/---

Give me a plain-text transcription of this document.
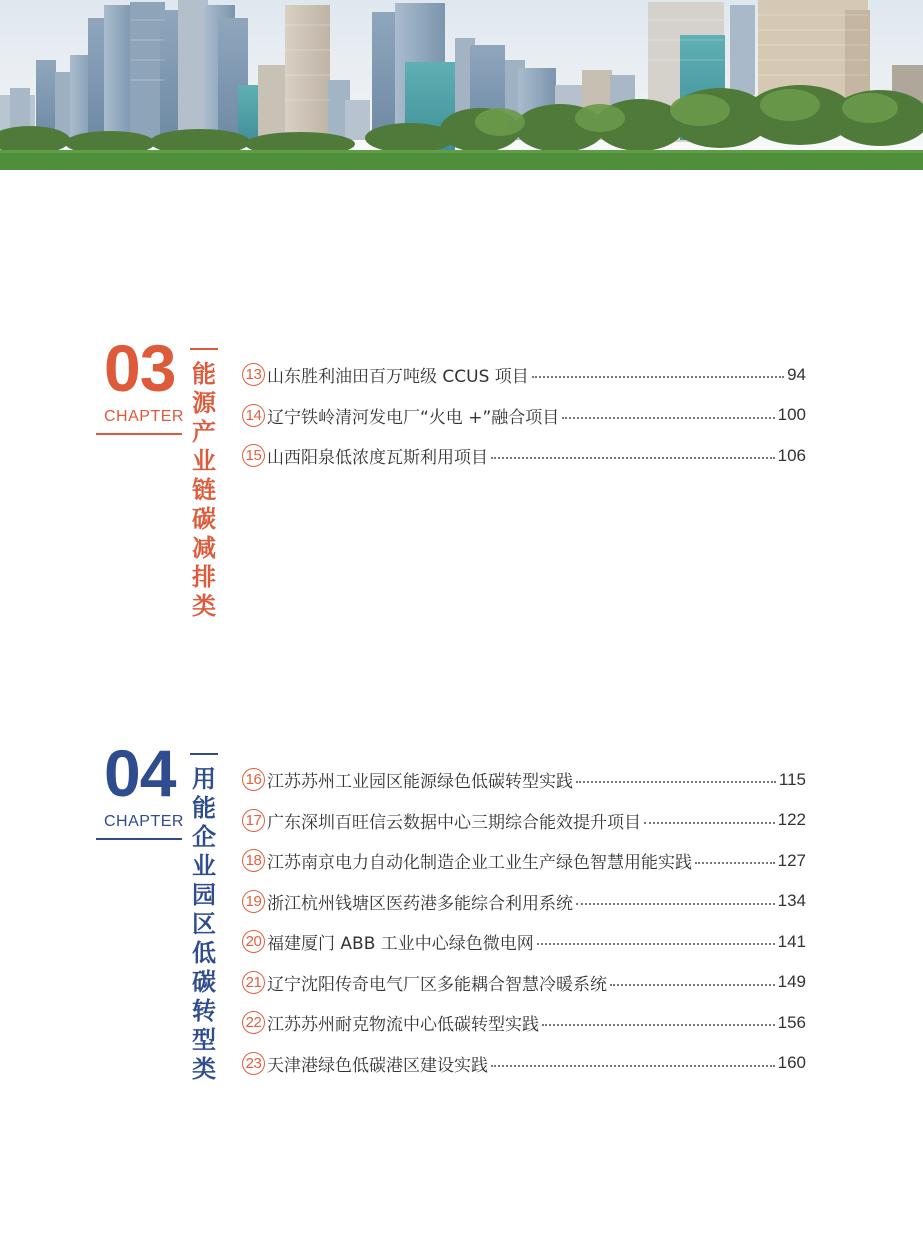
03
CHAPTER
能源产业链碳减排类
13 山东胜利油田百万吨级 CCUS 项目	94
14 辽宁铁岭清河发电厂“火电 +”融合项目	100
15 山西阳泉低浓度瓦斯利用项目	106
04
CHAPTER
用能企业园区低碳转型类
16 江苏苏州工业园区能源绿色低碳转型实践	115
17 广东深圳百旺信云数据中心三期综合能效提升项目	122
18 江苏南京电力自动化制造企业工业生产绿色智慧用能实践	127
19 浙江杭州钱塘区医药港多能综合利用系统	134
20 福建厦门 ABB 工业中心绿色微电网	141
21 辽宁沈阳传奇电气厂区多能耦合智慧冷暖系统	149
22 江苏苏州耐克物流中心低碳转型实践	156
23 天津港绿色低碳港区建设实践	160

\---

Above are records to transcribe exactly; leave their pictures out.

= EXERCISE OUTPUT =
Give me a plain-text transcription of this document.
03
CHAPTER
能源产业链碳减排类
13 山东胜利油田百万吨级 CCUS 项目	94
14 辽宁铁岭清河发电厂“火电 +”融合项目	100
15 山西阳泉低浓度瓦斯利用项目	106
04
CHAPTER
用能企业园区低碳转型类
16 江苏苏州工业园区能源绿色低碳转型实践	115
17 广东深圳百旺信云数据中心三期综合能效提升项目	122
18 江苏南京电力自动化制造企业工业生产绿色智慧用能实践	127
19 浙江杭州钱塘区医药港多能综合利用系统	134
20 福建厦门 ABB 工业中心绿色微电网	141
21 辽宁沈阳传奇电气厂区多能耦合智慧冷暖系统	149
22 江苏苏州耐克物流中心低碳转型实践	156
23 天津港绿色低碳港区建设实践	160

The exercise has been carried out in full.